**THE EXERCISE:** An exact copy of every record is needed.

··· DATA TO USE

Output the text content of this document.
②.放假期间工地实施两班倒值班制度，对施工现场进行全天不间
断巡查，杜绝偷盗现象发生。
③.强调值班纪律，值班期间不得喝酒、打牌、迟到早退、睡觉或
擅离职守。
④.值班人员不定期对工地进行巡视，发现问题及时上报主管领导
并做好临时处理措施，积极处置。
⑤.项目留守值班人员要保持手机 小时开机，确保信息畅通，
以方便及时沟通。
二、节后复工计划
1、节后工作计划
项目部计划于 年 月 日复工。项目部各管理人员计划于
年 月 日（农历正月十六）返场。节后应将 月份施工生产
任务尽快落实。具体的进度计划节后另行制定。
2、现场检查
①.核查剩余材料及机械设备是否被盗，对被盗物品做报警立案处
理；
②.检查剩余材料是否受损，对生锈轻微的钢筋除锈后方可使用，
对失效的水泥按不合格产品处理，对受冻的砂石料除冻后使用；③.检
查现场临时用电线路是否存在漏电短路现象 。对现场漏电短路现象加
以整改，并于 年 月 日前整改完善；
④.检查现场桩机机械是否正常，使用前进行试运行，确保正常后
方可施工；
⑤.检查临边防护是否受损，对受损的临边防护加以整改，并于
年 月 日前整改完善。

······

**PROBLEM SOLUTION:**
Output the text content of this document.
②.放假期间工地实施两班倒值班制度，对施工现场进行全天不间
断巡查，杜绝偷盗现象发生。
③.强调值班纪律，值班期间不得喝酒、打牌、迟到早退、睡觉或
擅离职守。
④.值班人员不定期对工地进行巡视，发现问题及时上报主管领导
并做好临时处理措施，积极处置。
⑤.项目留守值班人员要保持手机 小时开机，确保信息畅通，
以方便及时沟通。
二、节后复工计划
1、节后工作计划
项目部计划于 年 月 日复工。项目部各管理人员计划于
年 月 日（农历正月十六）返场。节后应将 月份施工生产
任务尽快落实。具体的进度计划节后另行制定。
2、现场检查
①.核查剩余材料及机械设备是否被盗，对被盗物品做报警立案处
理；
②.检查剩余材料是否受损，对生锈轻微的钢筋除锈后方可使用，
对失效的水泥按不合格产品处理，对受冻的砂石料除冻后使用；③.检
查现场临时用电线路是否存在漏电短路现象 。对现场漏电短路现象加
以整改，并于 年 月 日前整改完善；
④.检查现场桩机机械是否正常，使用前进行试运行，确保正常后
方可施工；
⑤.检查临边防护是否受损，对受损的临边防护加以整改，并于
年 月 日前整改完善。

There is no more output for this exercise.